*Given request*
Carry none of the pictures over; write out the complete data exactly.

*Provided data*
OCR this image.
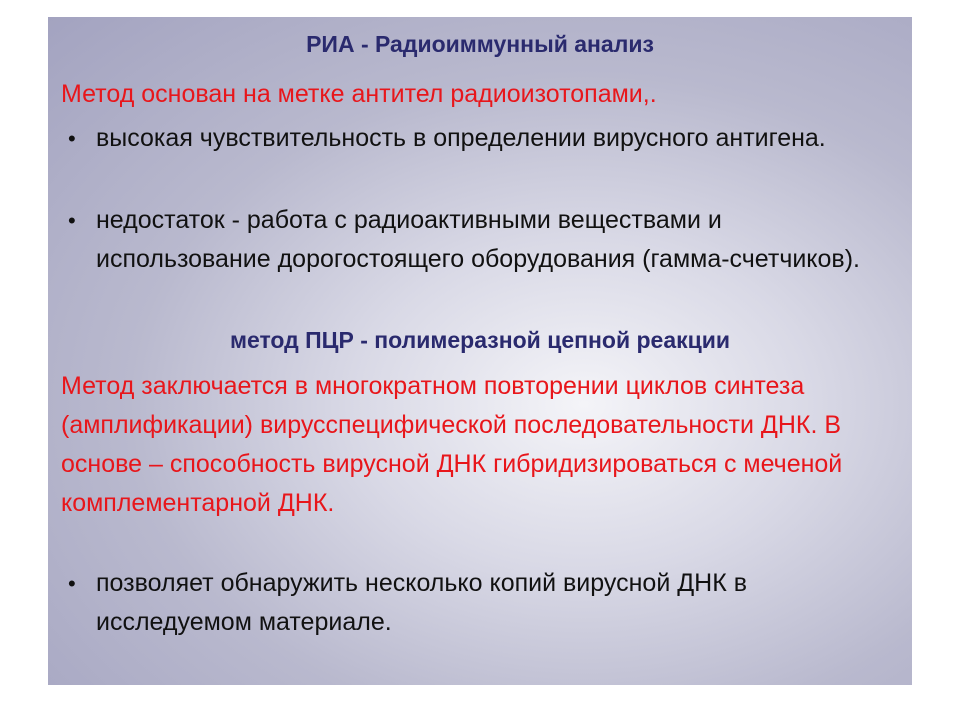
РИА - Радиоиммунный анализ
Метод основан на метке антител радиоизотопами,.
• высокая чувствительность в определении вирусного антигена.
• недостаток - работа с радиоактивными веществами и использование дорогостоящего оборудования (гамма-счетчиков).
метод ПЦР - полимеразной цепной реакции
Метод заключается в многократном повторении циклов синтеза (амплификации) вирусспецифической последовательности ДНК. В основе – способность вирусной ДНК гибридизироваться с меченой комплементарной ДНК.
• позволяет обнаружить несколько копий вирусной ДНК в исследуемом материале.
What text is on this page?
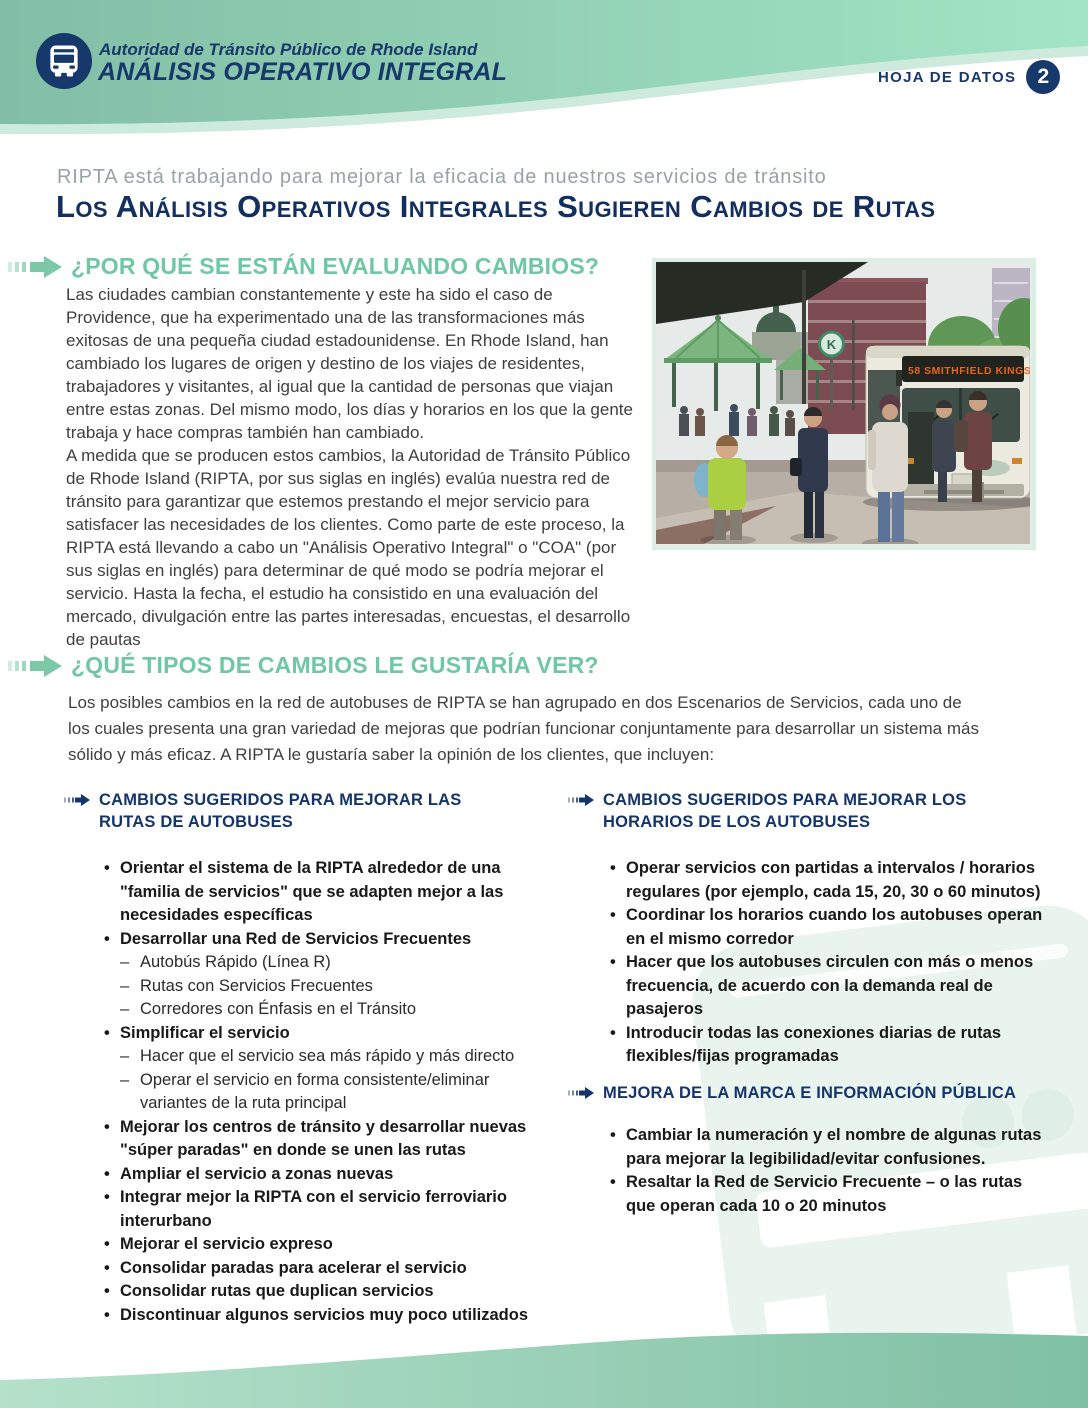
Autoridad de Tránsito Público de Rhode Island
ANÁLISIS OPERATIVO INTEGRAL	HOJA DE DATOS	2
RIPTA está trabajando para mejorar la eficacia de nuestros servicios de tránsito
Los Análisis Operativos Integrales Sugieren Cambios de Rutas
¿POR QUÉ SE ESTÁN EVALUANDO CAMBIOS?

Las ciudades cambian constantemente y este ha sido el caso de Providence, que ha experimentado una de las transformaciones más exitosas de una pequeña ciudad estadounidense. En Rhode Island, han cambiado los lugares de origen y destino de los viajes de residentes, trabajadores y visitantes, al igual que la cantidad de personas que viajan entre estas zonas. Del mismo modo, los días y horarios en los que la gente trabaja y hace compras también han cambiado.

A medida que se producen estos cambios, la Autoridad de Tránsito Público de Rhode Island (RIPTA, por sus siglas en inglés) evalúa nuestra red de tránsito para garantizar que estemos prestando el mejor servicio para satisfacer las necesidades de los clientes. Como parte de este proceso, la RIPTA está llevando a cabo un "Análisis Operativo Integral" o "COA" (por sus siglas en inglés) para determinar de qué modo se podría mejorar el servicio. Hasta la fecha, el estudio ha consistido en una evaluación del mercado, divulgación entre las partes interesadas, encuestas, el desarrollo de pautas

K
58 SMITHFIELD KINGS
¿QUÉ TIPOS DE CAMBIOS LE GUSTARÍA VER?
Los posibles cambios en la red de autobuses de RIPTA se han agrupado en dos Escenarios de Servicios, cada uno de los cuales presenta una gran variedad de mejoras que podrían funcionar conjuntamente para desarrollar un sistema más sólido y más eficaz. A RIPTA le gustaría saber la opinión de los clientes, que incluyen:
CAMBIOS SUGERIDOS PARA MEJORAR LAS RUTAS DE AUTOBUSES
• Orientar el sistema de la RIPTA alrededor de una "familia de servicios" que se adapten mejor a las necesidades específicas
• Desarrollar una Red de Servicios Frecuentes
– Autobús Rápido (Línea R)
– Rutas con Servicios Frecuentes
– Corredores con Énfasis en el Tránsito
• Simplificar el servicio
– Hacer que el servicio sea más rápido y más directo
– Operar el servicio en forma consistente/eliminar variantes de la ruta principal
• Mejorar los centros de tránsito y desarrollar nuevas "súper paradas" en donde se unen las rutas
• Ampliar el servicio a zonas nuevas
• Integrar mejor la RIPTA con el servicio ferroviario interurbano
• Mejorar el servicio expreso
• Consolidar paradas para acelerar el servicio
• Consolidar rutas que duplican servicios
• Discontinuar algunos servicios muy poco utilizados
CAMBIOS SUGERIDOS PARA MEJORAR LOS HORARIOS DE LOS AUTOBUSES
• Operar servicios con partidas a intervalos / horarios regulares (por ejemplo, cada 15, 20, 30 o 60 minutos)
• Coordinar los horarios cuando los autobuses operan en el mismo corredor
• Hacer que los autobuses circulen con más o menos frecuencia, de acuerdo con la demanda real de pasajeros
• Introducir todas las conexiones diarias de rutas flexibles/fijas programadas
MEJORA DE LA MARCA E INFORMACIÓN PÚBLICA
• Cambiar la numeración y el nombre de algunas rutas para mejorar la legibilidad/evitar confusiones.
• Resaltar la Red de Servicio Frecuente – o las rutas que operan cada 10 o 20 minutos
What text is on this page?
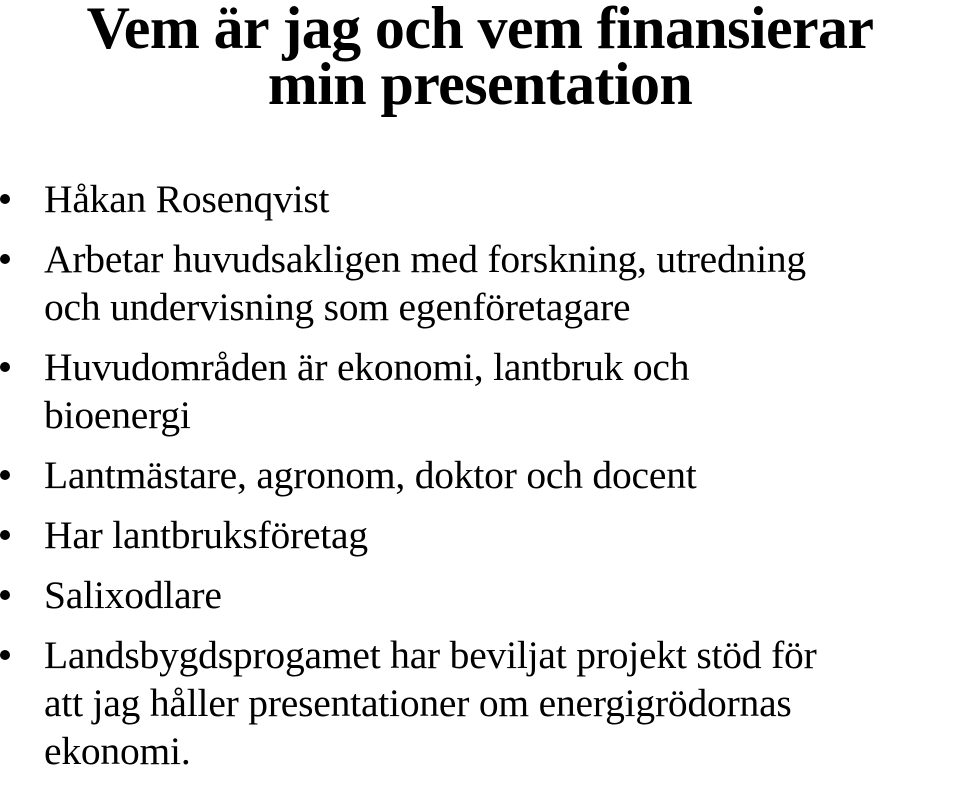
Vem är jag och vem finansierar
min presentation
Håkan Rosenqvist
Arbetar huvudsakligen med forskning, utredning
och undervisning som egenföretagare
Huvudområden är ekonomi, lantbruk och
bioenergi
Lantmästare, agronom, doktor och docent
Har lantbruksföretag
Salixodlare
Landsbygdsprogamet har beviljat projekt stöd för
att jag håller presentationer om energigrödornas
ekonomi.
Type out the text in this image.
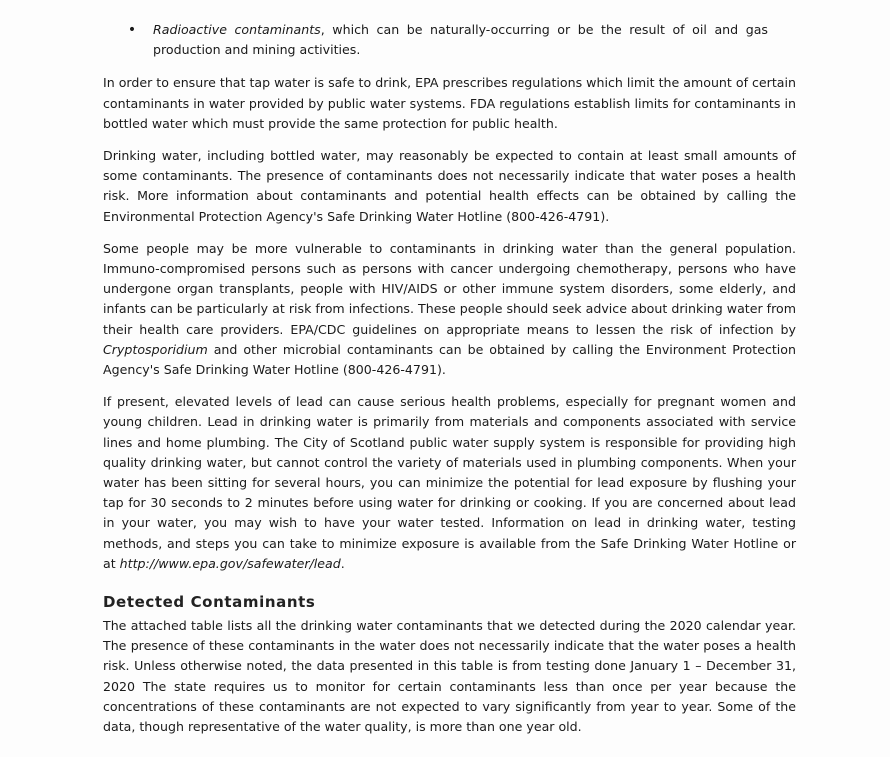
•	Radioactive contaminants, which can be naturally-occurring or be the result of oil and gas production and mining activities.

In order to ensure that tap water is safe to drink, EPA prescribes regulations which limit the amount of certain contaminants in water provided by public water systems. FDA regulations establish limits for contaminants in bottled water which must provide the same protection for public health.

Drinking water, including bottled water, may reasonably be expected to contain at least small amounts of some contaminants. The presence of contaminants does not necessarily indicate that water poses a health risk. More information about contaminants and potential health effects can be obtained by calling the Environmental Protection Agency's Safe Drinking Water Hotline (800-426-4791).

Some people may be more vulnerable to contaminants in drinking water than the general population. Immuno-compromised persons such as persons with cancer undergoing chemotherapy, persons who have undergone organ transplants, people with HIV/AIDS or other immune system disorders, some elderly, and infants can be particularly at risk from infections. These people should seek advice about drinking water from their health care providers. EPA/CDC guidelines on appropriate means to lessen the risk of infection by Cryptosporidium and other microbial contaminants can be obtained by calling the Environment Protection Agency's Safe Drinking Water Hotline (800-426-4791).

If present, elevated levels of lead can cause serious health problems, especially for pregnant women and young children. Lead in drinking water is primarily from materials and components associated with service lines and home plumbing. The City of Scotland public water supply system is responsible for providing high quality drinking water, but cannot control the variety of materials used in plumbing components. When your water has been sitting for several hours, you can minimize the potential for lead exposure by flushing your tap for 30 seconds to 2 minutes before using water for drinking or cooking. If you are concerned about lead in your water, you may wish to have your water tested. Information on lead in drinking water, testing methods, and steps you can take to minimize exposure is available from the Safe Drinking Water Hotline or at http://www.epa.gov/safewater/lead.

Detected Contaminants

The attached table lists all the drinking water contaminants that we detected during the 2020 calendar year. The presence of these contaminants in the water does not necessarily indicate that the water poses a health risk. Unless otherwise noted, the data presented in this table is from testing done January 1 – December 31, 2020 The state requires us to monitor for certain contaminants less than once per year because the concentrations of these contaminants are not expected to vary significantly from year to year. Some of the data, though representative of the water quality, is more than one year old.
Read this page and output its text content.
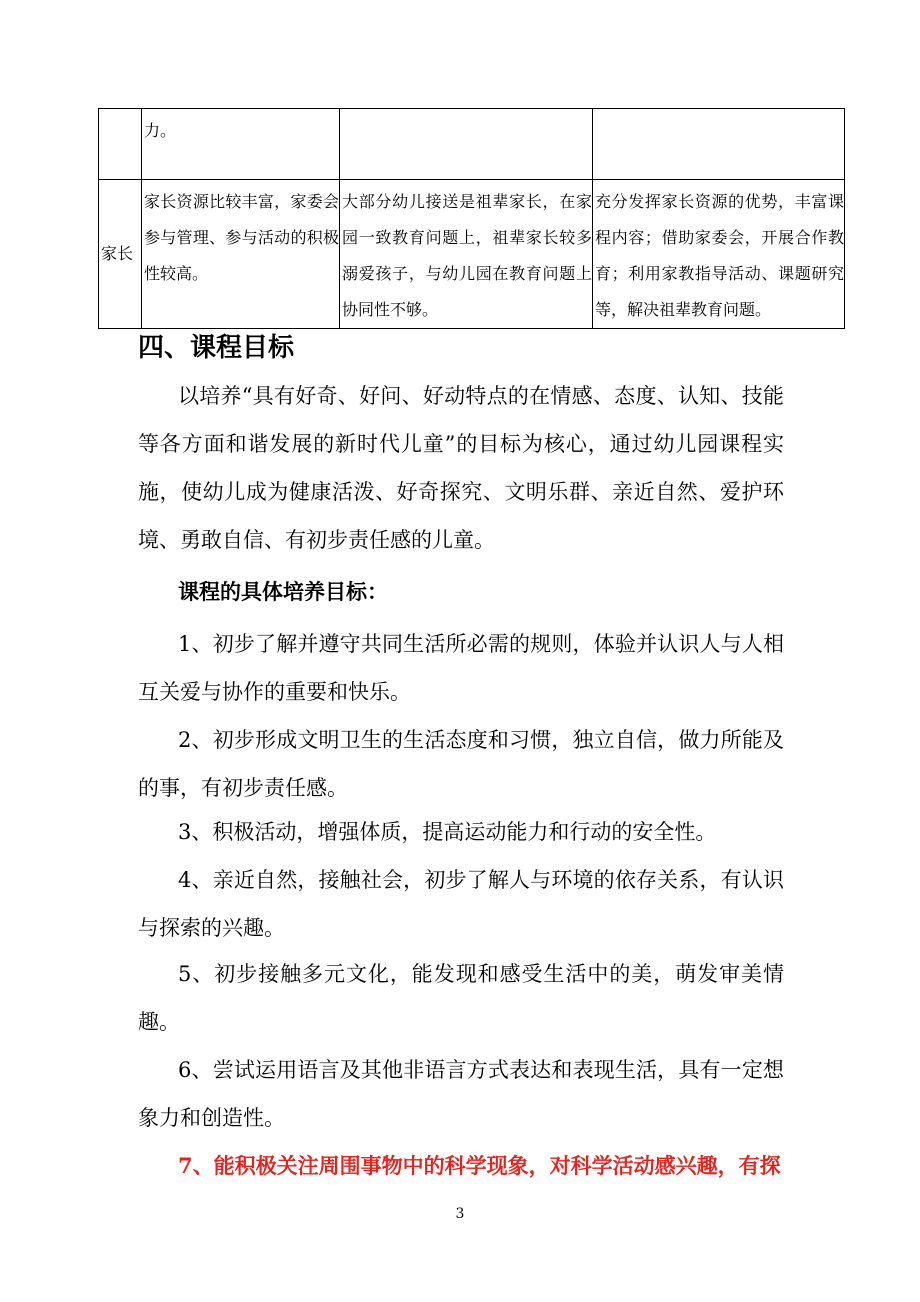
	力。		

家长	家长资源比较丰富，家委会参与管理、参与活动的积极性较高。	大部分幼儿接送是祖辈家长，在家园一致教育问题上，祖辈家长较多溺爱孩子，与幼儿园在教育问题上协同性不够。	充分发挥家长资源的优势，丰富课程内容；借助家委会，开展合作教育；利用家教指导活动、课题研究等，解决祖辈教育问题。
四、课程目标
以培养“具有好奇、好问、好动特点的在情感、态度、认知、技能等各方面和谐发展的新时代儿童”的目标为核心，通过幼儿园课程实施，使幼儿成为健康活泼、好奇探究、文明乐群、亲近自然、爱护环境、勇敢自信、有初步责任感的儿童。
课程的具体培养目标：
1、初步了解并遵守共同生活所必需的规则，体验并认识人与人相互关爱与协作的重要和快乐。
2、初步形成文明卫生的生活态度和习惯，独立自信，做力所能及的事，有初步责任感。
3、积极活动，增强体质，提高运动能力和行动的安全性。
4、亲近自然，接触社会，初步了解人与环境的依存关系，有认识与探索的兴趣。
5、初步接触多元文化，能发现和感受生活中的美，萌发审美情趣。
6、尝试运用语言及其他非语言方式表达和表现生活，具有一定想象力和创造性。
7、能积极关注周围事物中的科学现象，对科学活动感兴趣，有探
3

*Written answer*
OCR this image.
РИА - Радиоиммунный анализ
Метод основан на метке антител радиоизотопами,.
• высокая чувствительность в определении вирусного антигена.
• недостаток - работа с радиоактивными веществами и использование дорогостоящего оборудования (гамма-счетчиков).
метод ПЦР - полимеразной цепной реакции
Метод заключается в многократном повторении циклов синтеза (амплификации) вирусспецифической последовательности ДНК. В основе – способность вирусной ДНК гибридизироваться с меченой комплементарной ДНК.
• позволяет обнаружить несколько копий вирусной ДНК в исследуемом материале.
What text is on this page?
Autoridad de Tránsito Público de Rhode Island
ANÁLISIS OPERATIVO INTEGRAL	HOJA DE DATOS	2
RIPTA está trabajando para mejorar la eficacia de nuestros servicios de tránsito
Los Análisis Operativos Integrales Sugieren Cambios de Rutas
¿POR QUÉ SE ESTÁN EVALUANDO CAMBIOS?

Las ciudades cambian constantemente y este ha sido el caso de Providence, que ha experimentado una de las transformaciones más exitosas de una pequeña ciudad estadounidense. En Rhode Island, han cambiado los lugares de origen y destino de los viajes de residentes, trabajadores y visitantes, al igual que la cantidad de personas que viajan entre estas zonas. Del mismo modo, los días y horarios en los que la gente trabaja y hace compras también han cambiado.

A medida que se producen estos cambios, la Autoridad de Tránsito Público de Rhode Island (RIPTA, por sus siglas en inglés) evalúa nuestra red de tránsito para garantizar que estemos prestando el mejor servicio para satisfacer las necesidades de los clientes. Como parte de este proceso, la RIPTA está llevando a cabo un "Análisis Operativo Integral" o "COA" (por sus siglas en inglés) para determinar de qué modo se podría mejorar el servicio. Hasta la fecha, el estudio ha consistido en una evaluación del mercado, divulgación entre las partes interesadas, encuestas, el desarrollo de pautas

K
58 SMITHFIELD KINGS
¿QUÉ TIPOS DE CAMBIOS LE GUSTARÍA VER?
Los posibles cambios en la red de autobuses de RIPTA se han agrupado en dos Escenarios de Servicios, cada uno de los cuales presenta una gran variedad de mejoras que podrían funcionar conjuntamente para desarrollar un sistema más sólido y más eficaz. A RIPTA le gustaría saber la opinión de los clientes, que incluyen:
CAMBIOS SUGERIDOS PARA MEJORAR LAS RUTAS DE AUTOBUSES
• Orientar el sistema de la RIPTA alrededor de una "familia de servicios" que se adapten mejor a las necesidades específicas
• Desarrollar una Red de Servicios Frecuentes
– Autobús Rápido (Línea R)
– Rutas con Servicios Frecuentes
– Corredores con Énfasis en el Tránsito
• Simplificar el servicio
– Hacer que el servicio sea más rápido y más directo
– Operar el servicio en forma consistente/eliminar variantes de la ruta principal
• Mejorar los centros de tránsito y desarrollar nuevas "súper paradas" en donde se unen las rutas
• Ampliar el servicio a zonas nuevas
• Integrar mejor la RIPTA con el servicio ferroviario interurbano
• Mejorar el servicio expreso
• Consolidar paradas para acelerar el servicio
• Consolidar rutas que duplican servicios
• Discontinuar algunos servicios muy poco utilizados
CAMBIOS SUGERIDOS PARA MEJORAR LOS HORARIOS DE LOS AUTOBUSES
• Operar servicios con partidas a intervalos / horarios regulares (por ejemplo, cada 15, 20, 30 o 60 minutos)
• Coordinar los horarios cuando los autobuses operan en el mismo corredor
• Hacer que los autobuses circulen con más o menos frecuencia, de acuerdo con la demanda real de pasajeros
• Introducir todas las conexiones diarias de rutas flexibles/fijas programadas
MEJORA DE LA MARCA E INFORMACIÓN PÚBLICA
• Cambiar la numeración y el nombre de algunas rutas para mejorar la legibilidad/evitar confusiones.
• Resaltar la Red de Servicio Frecuente – o las rutas que operan cada 10 o 20 minutos
What text is on this page?
Vem är jag och vem finansierar
min presentation
Håkan Rosenqvist
Arbetar huvudsakligen med forskning, utredning
och undervisning som egenföretagare
Huvudområden är ekonomi, lantbruk och
bioenergi
Lantmästare, agronom, doktor och docent
Har lantbruksföretag
Salixodlare
Landsbygdsprogamet har beviljat projekt stöd för
att jag håller presentationer om energigrödornas
ekonomi.
Type out the text in this image.
•	Radioactive contaminants, which can be naturally-occurring or be the result of oil and gas production and mining activities.

In order to ensure that tap water is safe to drink, EPA prescribes regulations which limit the amount of certain contaminants in water provided by public water systems. FDA regulations establish limits for contaminants in bottled water which must provide the same protection for public health.

Drinking water, including bottled water, may reasonably be expected to contain at least small amounts of some contaminants. The presence of contaminants does not necessarily indicate that water poses a health risk. More information about contaminants and potential health effects can be obtained by calling the Environmental Protection Agency's Safe Drinking Water Hotline (800-426-4791).

Some people may be more vulnerable to contaminants in drinking water than the general population. Immuno-compromised persons such as persons with cancer undergoing chemotherapy, persons who have undergone organ transplants, people with HIV/AIDS or other immune system disorders, some elderly, and infants can be particularly at risk from infections. These people should seek advice about drinking water from their health care providers. EPA/CDC guidelines on appropriate means to lessen the risk of infection by Cryptosporidium and other microbial contaminants can be obtained by calling the Environment Protection Agency's Safe Drinking Water Hotline (800-426-4791).

If present, elevated levels of lead can cause serious health problems, especially for pregnant women and young children. Lead in drinking water is primarily from materials and components associated with service lines and home plumbing. The City of Scotland public water supply system is responsible for providing high quality drinking water, but cannot control the variety of materials used in plumbing components. When your water has been sitting for several hours, you can minimize the potential for lead exposure by flushing your tap for 30 seconds to 2 minutes before using water for drinking or cooking. If you are concerned about lead in your water, you may wish to have your water tested. Information on lead in drinking water, testing methods, and steps you can take to minimize exposure is available from the Safe Drinking Water Hotline or at http://www.epa.gov/safewater/lead.

Detected Contaminants

The attached table lists all the drinking water contaminants that we detected during the 2020 calendar year. The presence of these contaminants in the water does not necessarily indicate that the water poses a health risk. Unless otherwise noted, the data presented in this table is from testing done January 1 – December 31, 2020 The state requires us to monitor for certain contaminants less than once per year because the concentrations of these contaminants are not expected to vary significantly from year to year. Some of the data, though representative of the water quality, is more than one year old.
Read this page and output its text content.
	力。		

家长	家长资源比较丰富，家委会参与管理、参与活动的积极性较高。	大部分幼儿接送是祖辈家长，在家园一致教育问题上，祖辈家长较多溺爱孩子，与幼儿园在教育问题上协同性不够。	充分发挥家长资源的优势，丰富课程内容；借助家委会，开展合作教育；利用家教指导活动、课题研究等，解决祖辈教育问题。
四、课程目标
以培养“具有好奇、好问、好动特点的在情感、态度、认知、技能等各方面和谐发展的新时代儿童”的目标为核心，通过幼儿园课程实施，使幼儿成为健康活泼、好奇探究、文明乐群、亲近自然、爱护环境、勇敢自信、有初步责任感的儿童。
课程的具体培养目标：
1、初步了解并遵守共同生活所必需的规则，体验并认识人与人相互关爱与协作的重要和快乐。
2、初步形成文明卫生的生活态度和习惯，独立自信，做力所能及的事，有初步责任感。
3、积极活动，增强体质，提高运动能力和行动的安全性。
4、亲近自然，接触社会，初步了解人与环境的依存关系，有认识与探索的兴趣。
5、初步接触多元文化，能发现和感受生活中的美，萌发审美情趣。
6、尝试运用语言及其他非语言方式表达和表现生活，具有一定想象力和创造性。
7、能积极关注周围事物中的科学现象，对科学活动感兴趣，有探
3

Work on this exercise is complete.